WRITTEN INSTRUCTION: Return each line that holds the word "contours".

RECORD LIST:

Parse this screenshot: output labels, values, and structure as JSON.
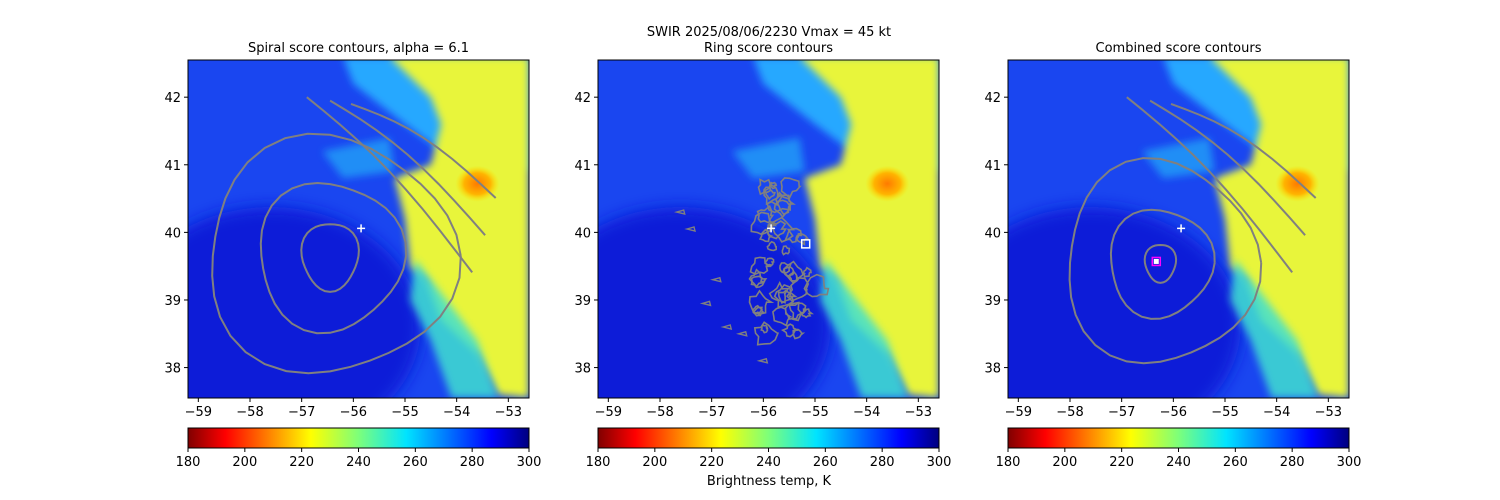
{
  "figure": {
    "suptitle_line1": "SWIR  2025/08/06/2230    Vmax = 45 kt",
    "colorbar_label": "Brightness temp, K"
  },
  "chart_data": [
    {
      "type": "heatmap",
      "title": "Spiral score contours, alpha =  6.1",
      "xlim": [
        -59.2,
        -52.6
      ],
      "ylim": [
        37.55,
        42.55
      ],
      "xticks": [
        -59,
        -58,
        -57,
        -56,
        -55,
        -54,
        -53
      ],
      "yticks": [
        38,
        39,
        40,
        41,
        42
      ],
      "clim": [
        180,
        300
      ],
      "colormap": "jet_r",
      "colorbar_ticks": [
        180,
        200,
        220,
        240,
        260,
        280,
        300
      ],
      "contour_color": "#808080",
      "contour_center": [
        -56.45,
        39.65
      ],
      "contour_levels": [
        {
          "rx": 0.55,
          "ry": 0.5
        },
        {
          "rx": 1.4,
          "ry": 1.1
        },
        {
          "rx": 2.4,
          "ry": 1.75
        }
      ],
      "best_track_marker": {
        "lon": -55.85,
        "lat": 40.06
      },
      "score_marker": null
    },
    {
      "type": "heatmap",
      "title": "Ring score contours",
      "xlim": [
        -59.2,
        -52.6
      ],
      "ylim": [
        37.55,
        42.55
      ],
      "xticks": [
        -59,
        -58,
        -57,
        -56,
        -55,
        -54,
        -53
      ],
      "yticks": [
        38,
        39,
        40,
        41,
        42
      ],
      "clim": [
        180,
        300
      ],
      "colormap": "jet_r",
      "colorbar_ticks": [
        180,
        200,
        220,
        240,
        260,
        280,
        300
      ],
      "contour_color": "#808080",
      "ring_region": {
        "lon_min": -56.2,
        "lon_max": -54.9,
        "lat_min": 38.5,
        "lat_max": 40.7
      },
      "best_track_marker": {
        "lon": -55.85,
        "lat": 40.06
      },
      "score_marker": {
        "lon": -55.18,
        "lat": 39.83,
        "color": "#ffffff"
      }
    },
    {
      "type": "heatmap",
      "title": "Combined score contours",
      "xlim": [
        -59.2,
        -52.6
      ],
      "ylim": [
        37.55,
        42.55
      ],
      "xticks": [
        -59,
        -58,
        -57,
        -56,
        -55,
        -54,
        -53
      ],
      "yticks": [
        38,
        39,
        40,
        41,
        42
      ],
      "clim": [
        180,
        300
      ],
      "colormap": "jet_r",
      "colorbar_ticks": [
        180,
        200,
        220,
        240,
        260,
        280,
        300
      ],
      "contour_color": "#808080",
      "contour_center": [
        -56.25,
        39.55
      ],
      "contour_levels": [
        {
          "rx": 0.3,
          "ry": 0.28
        },
        {
          "rx": 1.0,
          "ry": 0.8
        },
        {
          "rx": 1.85,
          "ry": 1.5
        }
      ],
      "best_track_marker": {
        "lon": -55.85,
        "lat": 40.06
      },
      "score_marker": {
        "lon": -56.33,
        "lat": 39.57,
        "color": "#ff00ff"
      }
    }
  ]
}
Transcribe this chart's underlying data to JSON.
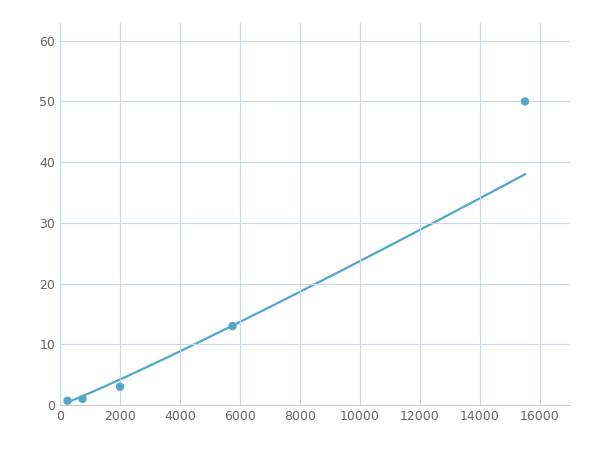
{
  "x_points": [
    250,
    750,
    2000,
    5750,
    15500
  ],
  "y_points": [
    0.7,
    1.0,
    3.0,
    13.0,
    50.0
  ],
  "line_color": "#4fa8c8",
  "marker_color": "#4fa8c8",
  "marker_size": 6,
  "line_width": 1.6,
  "xlim": [
    0,
    17000
  ],
  "ylim": [
    0,
    63
  ],
  "xticks": [
    0,
    2000,
    4000,
    6000,
    8000,
    10000,
    12000,
    14000,
    16000
  ],
  "yticks": [
    0,
    10,
    20,
    30,
    40,
    50,
    60
  ],
  "grid_color": "#c8d8e8",
  "grid_linewidth": 0.8,
  "background_color": "#ffffff",
  "figure_bg": "#ffffff"
}
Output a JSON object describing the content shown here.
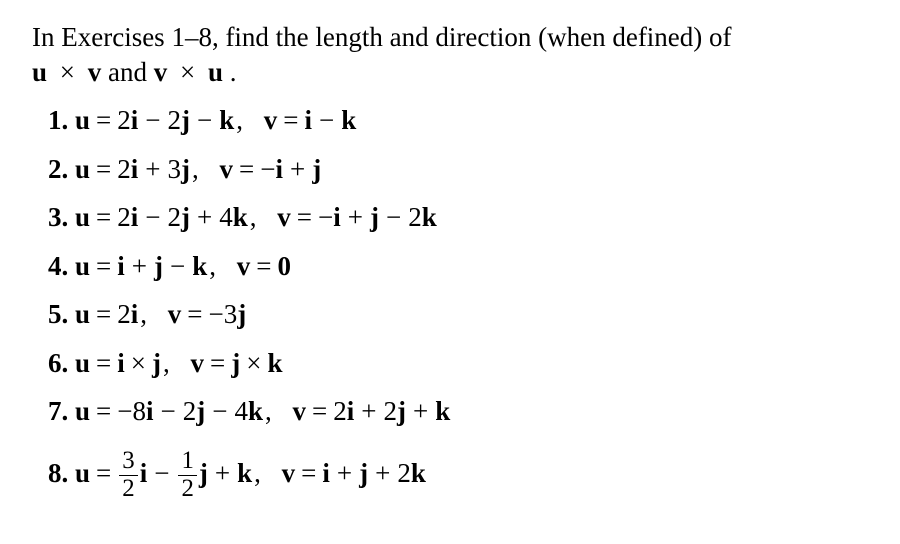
{
  "intro_line1": "In Exercises 1–8, find the length and direction (when defined) of",
  "u": "u",
  "v": "v",
  "times": "×",
  "and": " and ",
  "period": ".",
  "eq": "=",
  "comma": ",",
  "minus": "−",
  "plus": "+",
  "i": "i",
  "j": "j",
  "k": "k",
  "zero": "0",
  "p1": {
    "n": "1."
  },
  "p2": {
    "n": "2."
  },
  "p3": {
    "n": "3."
  },
  "p4": {
    "n": "4."
  },
  "p5": {
    "n": "5."
  },
  "p6": {
    "n": "6."
  },
  "p7": {
    "n": "7."
  },
  "p8": {
    "n": "8."
  },
  "c2": "2",
  "c3": "3",
  "c4": "4",
  "c8": "8",
  "f32n": "3",
  "f32d": "2",
  "f12n": "1",
  "f12d": "2"
}
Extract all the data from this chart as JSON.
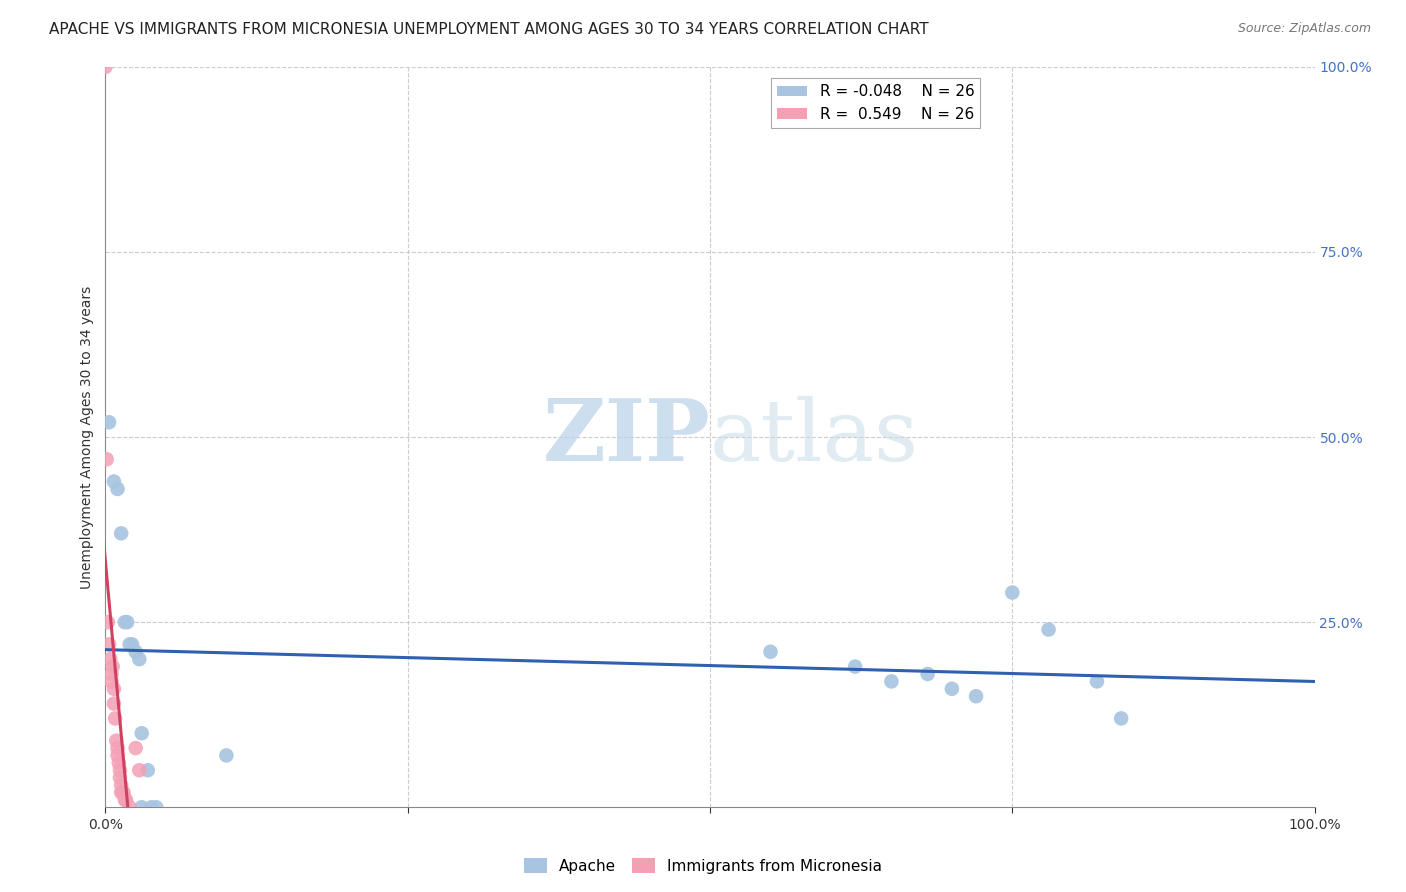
{
  "title": "APACHE VS IMMIGRANTS FROM MICRONESIA UNEMPLOYMENT AMONG AGES 30 TO 34 YEARS CORRELATION CHART",
  "source": "Source: ZipAtlas.com",
  "ylabel": "Unemployment Among Ages 30 to 34 years",
  "legend_apache": "Apache",
  "legend_micronesia": "Immigrants from Micronesia",
  "r_apache": "-0.048",
  "n_apache": "26",
  "r_micronesia": "0.549",
  "n_micronesia": "26",
  "apache_color": "#a8c4e0",
  "micronesia_color": "#f4a0b4",
  "trend_apache_color": "#3060b0",
  "trend_micronesia_color": "#d04060",
  "apache_pts": [
    [
      0.003,
      0.52
    ],
    [
      0.007,
      0.44
    ],
    [
      0.01,
      0.43
    ],
    [
      0.013,
      0.37
    ],
    [
      0.016,
      0.25
    ],
    [
      0.018,
      0.25
    ],
    [
      0.02,
      0.22
    ],
    [
      0.022,
      0.22
    ],
    [
      0.025,
      0.21
    ],
    [
      0.028,
      0.2
    ],
    [
      0.03,
      0.1
    ],
    [
      0.03,
      0.0
    ],
    [
      0.035,
      0.05
    ],
    [
      0.038,
      0.0
    ],
    [
      0.042,
      0.0
    ],
    [
      0.1,
      0.07
    ],
    [
      0.55,
      0.21
    ],
    [
      0.62,
      0.19
    ],
    [
      0.65,
      0.17
    ],
    [
      0.68,
      0.18
    ],
    [
      0.7,
      0.16
    ],
    [
      0.72,
      0.15
    ],
    [
      0.75,
      0.29
    ],
    [
      0.78,
      0.24
    ],
    [
      0.82,
      0.17
    ],
    [
      0.84,
      0.12
    ]
  ],
  "micronesia_pts": [
    [
      0.0,
      1.0
    ],
    [
      0.001,
      0.47
    ],
    [
      0.002,
      0.25
    ],
    [
      0.003,
      0.22
    ],
    [
      0.004,
      0.2
    ],
    [
      0.005,
      0.18
    ],
    [
      0.005,
      0.17
    ],
    [
      0.006,
      0.19
    ],
    [
      0.007,
      0.16
    ],
    [
      0.007,
      0.14
    ],
    [
      0.008,
      0.12
    ],
    [
      0.009,
      0.09
    ],
    [
      0.01,
      0.08
    ],
    [
      0.01,
      0.07
    ],
    [
      0.011,
      0.06
    ],
    [
      0.012,
      0.05
    ],
    [
      0.012,
      0.04
    ],
    [
      0.013,
      0.03
    ],
    [
      0.013,
      0.02
    ],
    [
      0.014,
      0.02
    ],
    [
      0.015,
      0.02
    ],
    [
      0.016,
      0.01
    ],
    [
      0.017,
      0.01
    ],
    [
      0.02,
      0.0
    ],
    [
      0.025,
      0.08
    ],
    [
      0.028,
      0.05
    ]
  ],
  "xlim": [
    0.0,
    1.0
  ],
  "ylim": [
    0.0,
    1.0
  ],
  "background_color": "#ffffff",
  "grid_color": "#cccccc",
  "watermark_zip": "ZIP",
  "watermark_atlas": "atlas",
  "title_fontsize": 11,
  "source_fontsize": 9,
  "marker_size": 110
}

THE COMPLETED TASK:
      "title": "Spiral score contours, alpha =  6.1",
      "title": "Ring score contours",
      "title": "Combined score contours",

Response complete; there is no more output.